* [Excerpt to read]
☆ ☆ ☆ ☆ ☆ ☆ ☆

My Dad has a Mediterranean complexion, with olive-colored skin and black hair. When my Mom introduced him to her family for the first time, during the Iranian hostage crisis, her brother yelled out, “Dad, Karen brought home an Iranian!!!” Thus started my love of Iran.
History books like these are especially fun to read because the author travels to various places across the country, and both describes his experience visiting these places and their historic importance. It allows the reader to get a taste of Iran through the author’s eyes. Afshin Molavi is incredibly talented as he effortlessly combines both currents and past events with stunning first-person testimonies that ranges from taxi-drivers and college students to government officials and religious leaders. This provides a more complete picture of Iran as you learn about various peoples’ lives and views on the 1979 Revolution.
One of the sections I found fascinating was the part describing the relationship between the bazaars and the mosque. I have been to both bazaars and mosques in Egypt and Turkey and could not imagine more polarizing places. Mosques are quiet slow-moving places of reflection and prayer, while bazaars are fast-paced, full of energy, as vendors and customers haggle of prices at an increasingly louder volume.
But Molavi describes that both bazaaris and clerics come from the same middle-class and often intermarry. The bazaar provides the mosque with revenue from religious taxes, while the mosque provides the bazaar with salvation. One vendor jokingly explained, “When you spend your days cheating your neighbor out of ten tomans, it makes you feel better to give one of those tomans to the mosque.”

☆ ☆ ☆ ☆ ☆ ☆ ☆

* [Excerpted records]
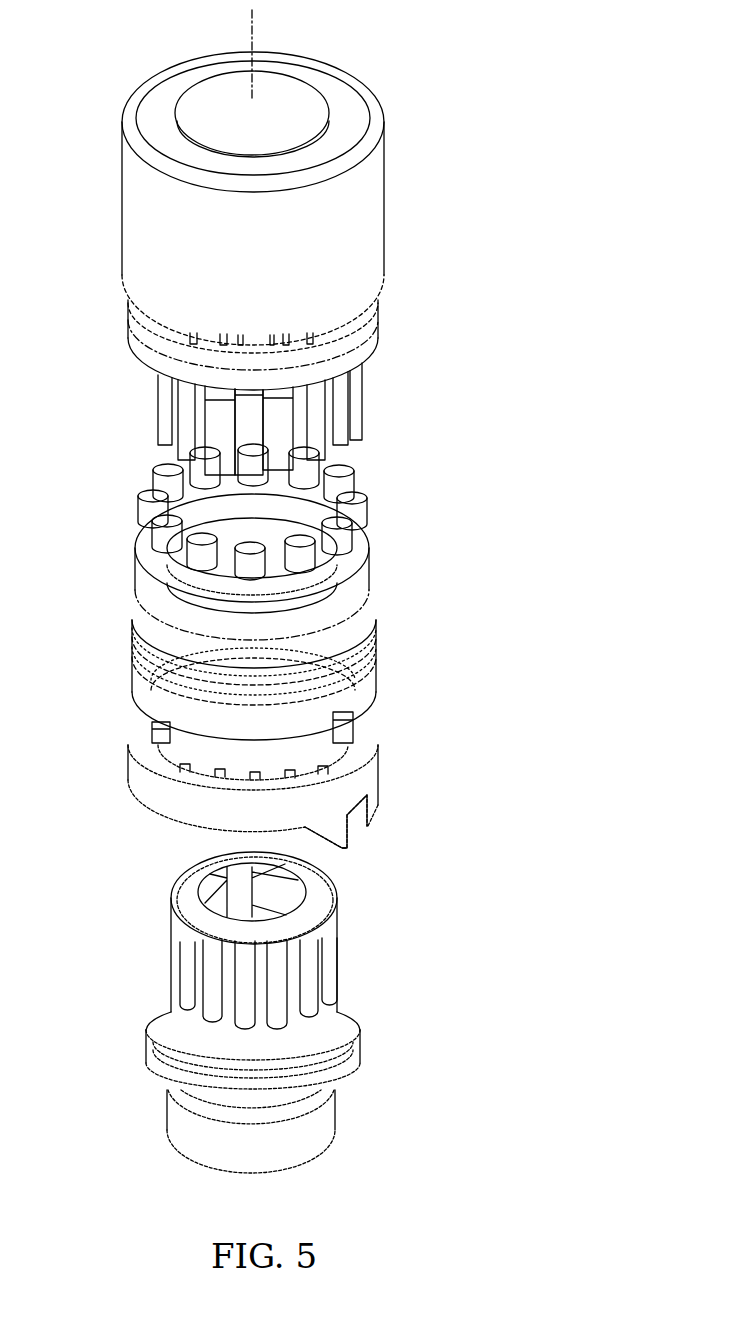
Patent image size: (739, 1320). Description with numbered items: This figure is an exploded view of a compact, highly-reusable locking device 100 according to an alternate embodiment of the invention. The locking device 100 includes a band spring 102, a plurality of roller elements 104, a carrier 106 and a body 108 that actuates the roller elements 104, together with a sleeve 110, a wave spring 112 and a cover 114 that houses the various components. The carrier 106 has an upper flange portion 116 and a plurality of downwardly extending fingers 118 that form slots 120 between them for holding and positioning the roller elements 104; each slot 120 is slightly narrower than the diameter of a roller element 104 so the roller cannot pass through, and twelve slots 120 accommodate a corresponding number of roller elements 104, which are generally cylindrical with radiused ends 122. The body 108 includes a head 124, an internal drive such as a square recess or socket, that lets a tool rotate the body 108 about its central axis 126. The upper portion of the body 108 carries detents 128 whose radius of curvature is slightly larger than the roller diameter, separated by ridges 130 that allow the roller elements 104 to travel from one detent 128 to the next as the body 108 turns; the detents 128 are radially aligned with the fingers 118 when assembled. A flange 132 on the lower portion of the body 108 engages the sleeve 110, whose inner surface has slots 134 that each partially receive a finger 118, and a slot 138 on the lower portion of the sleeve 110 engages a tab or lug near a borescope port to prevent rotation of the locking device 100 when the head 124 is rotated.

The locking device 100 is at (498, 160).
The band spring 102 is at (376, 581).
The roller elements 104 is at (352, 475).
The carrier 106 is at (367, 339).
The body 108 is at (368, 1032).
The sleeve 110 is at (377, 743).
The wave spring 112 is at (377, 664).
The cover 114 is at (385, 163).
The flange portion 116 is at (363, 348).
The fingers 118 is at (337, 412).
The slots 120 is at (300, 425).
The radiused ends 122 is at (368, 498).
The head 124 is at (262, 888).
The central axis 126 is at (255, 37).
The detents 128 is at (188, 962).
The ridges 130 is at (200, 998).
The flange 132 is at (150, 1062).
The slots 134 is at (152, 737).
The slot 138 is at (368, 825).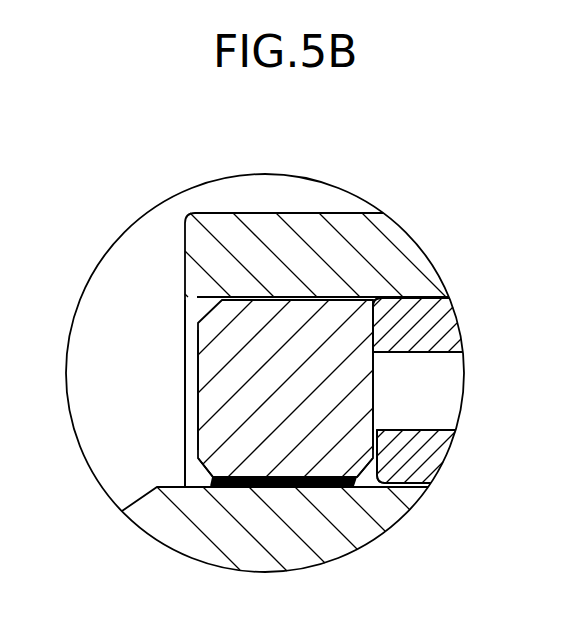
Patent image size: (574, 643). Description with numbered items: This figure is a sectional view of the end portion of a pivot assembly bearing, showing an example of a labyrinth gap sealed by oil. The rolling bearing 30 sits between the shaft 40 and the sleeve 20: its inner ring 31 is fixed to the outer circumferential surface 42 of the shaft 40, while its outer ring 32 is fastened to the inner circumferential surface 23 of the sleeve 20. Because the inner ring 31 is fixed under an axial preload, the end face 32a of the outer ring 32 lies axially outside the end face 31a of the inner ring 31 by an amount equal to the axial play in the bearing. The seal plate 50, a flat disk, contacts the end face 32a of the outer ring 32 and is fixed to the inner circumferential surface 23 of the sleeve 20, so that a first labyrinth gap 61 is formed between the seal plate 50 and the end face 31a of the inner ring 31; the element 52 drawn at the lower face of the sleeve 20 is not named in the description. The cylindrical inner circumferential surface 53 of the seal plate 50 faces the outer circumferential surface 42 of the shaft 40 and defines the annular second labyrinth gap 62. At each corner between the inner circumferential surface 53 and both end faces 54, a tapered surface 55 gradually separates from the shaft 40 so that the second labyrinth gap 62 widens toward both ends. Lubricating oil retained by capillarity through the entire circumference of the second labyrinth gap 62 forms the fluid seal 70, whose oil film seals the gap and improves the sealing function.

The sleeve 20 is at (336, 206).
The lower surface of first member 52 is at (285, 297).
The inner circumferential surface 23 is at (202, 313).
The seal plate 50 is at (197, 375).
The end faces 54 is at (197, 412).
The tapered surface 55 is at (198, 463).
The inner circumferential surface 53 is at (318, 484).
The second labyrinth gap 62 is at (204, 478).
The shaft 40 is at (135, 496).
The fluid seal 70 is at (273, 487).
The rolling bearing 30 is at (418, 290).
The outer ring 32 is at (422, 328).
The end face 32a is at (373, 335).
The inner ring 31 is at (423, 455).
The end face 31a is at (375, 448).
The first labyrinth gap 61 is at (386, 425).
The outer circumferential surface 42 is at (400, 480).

☆ ☆ ☆ ☆ ☆ ☆ ☆

* [Set problem] Change "the author" to "the writer" in the book review, starting with "My Dad has a" and going on through "the 1979 Revolution.", and give that part of the review again. The rows have no connection to the book review.

* [The answer]
My Dad has a Mediterranean complexion, with olive-colored skin and black hair. When my Mom introduced him to her family for the first time, during the Iranian hostage crisis, her brother yelled out, “Dad, Karen brought home an Iranian!!!” Thus started my love of Iran.
History books like these are especially fun to read because the writer travels to various places across the country, and both describes his experience visiting these places and their historic importance. It allows the reader to get a taste of Iran through the writer’s eyes. Afshin Molavi is incredibly talented as he effortlessly combines both currents and past events with stunning first-person testimonies that ranges from taxi-drivers and college students to government officials and religious leaders. This provides a more complete picture of Iran as you learn about various peoples’ lives and views on the 1979 Revolution.